**Exercise requirements:** Print the entire listing. Each line must match the original exactly.

--- start Entries shown ---

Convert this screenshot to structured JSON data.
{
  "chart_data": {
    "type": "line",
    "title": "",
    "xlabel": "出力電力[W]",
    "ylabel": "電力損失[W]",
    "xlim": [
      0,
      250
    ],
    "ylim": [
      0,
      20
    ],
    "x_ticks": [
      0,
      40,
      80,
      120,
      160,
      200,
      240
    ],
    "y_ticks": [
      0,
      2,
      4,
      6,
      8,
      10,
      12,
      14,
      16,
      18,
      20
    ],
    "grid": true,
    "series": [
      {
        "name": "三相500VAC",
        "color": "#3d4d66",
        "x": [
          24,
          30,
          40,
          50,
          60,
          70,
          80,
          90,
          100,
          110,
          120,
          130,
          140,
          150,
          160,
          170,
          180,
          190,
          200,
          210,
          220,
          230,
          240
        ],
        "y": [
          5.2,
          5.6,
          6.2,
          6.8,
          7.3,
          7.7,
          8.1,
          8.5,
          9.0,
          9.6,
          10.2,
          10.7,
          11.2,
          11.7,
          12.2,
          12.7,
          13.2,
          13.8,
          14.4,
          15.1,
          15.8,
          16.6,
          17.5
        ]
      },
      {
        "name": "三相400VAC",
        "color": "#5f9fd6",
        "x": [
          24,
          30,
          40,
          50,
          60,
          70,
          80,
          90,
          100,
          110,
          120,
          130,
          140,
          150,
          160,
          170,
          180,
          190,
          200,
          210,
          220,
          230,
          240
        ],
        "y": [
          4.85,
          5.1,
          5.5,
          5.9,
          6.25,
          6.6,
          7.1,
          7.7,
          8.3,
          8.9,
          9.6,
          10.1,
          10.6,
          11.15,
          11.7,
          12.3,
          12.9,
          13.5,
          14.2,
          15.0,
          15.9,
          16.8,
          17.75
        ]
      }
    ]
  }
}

--- end Entries shown ---

**Complete response:**
Convert this screenshot to structured JSON data.
{
  "chart_data": {
    "type": "line",
    "title": "",
    "xlabel": "出力電力[W]",
    "ylabel": "電力損失[W]",
    "xlim": [
      0,
      250
    ],
    "ylim": [
      0,
      20
    ],
    "x_ticks": [
      0,
      40,
      80,
      120,
      160,
      200,
      240
    ],
    "y_ticks": [
      0,
      2,
      4,
      6,
      8,
      10,
      12,
      14,
      16,
      18,
      20
    ],
    "grid": true,
    "series": [
      {
        "name": "三相500VAC",
        "color": "#3d4d66",
        "x": [
          24,
          30,
          40,
          50,
          60,
          70,
          80,
          90,
          100,
          110,
          120,
          130,
          140,
          150,
          160,
          170,
          180,
          190,
          200,
          210,
          220,
          230,
          240
        ],
        "y": [
          5.2,
          5.6,
          6.2,
          6.8,
          7.3,
          7.7,
          8.1,
          8.5,
          9.0,
          9.6,
          10.2,
          10.7,
          11.2,
          11.7,
          12.2,
          12.7,
          13.2,
          13.8,
          14.4,
          15.1,
          15.8,
          16.6,
          17.5
        ]
      },
      {
        "name": "三相400VAC",
        "color": "#5f9fd6",
        "x": [
          24,
          30,
          40,
          50,
          60,
          70,
          80,
          90,
          100,
          110,
          120,
          130,
          140,
          150,
          160,
          170,
          180,
          190,
          200,
          210,
          220,
          230,
          240
        ],
        "y": [
          4.85,
          5.1,
          5.5,
          5.9,
          6.25,
          6.6,
          7.1,
          7.7,
          8.3,
          8.9,
          9.6,
          10.1,
          10.6,
          11.15,
          11.7,
          12.3,
          12.9,
          13.5,
          14.2,
          15.0,
          15.9,
          16.8,
          17.75
        ]
      }
    ]
  }
}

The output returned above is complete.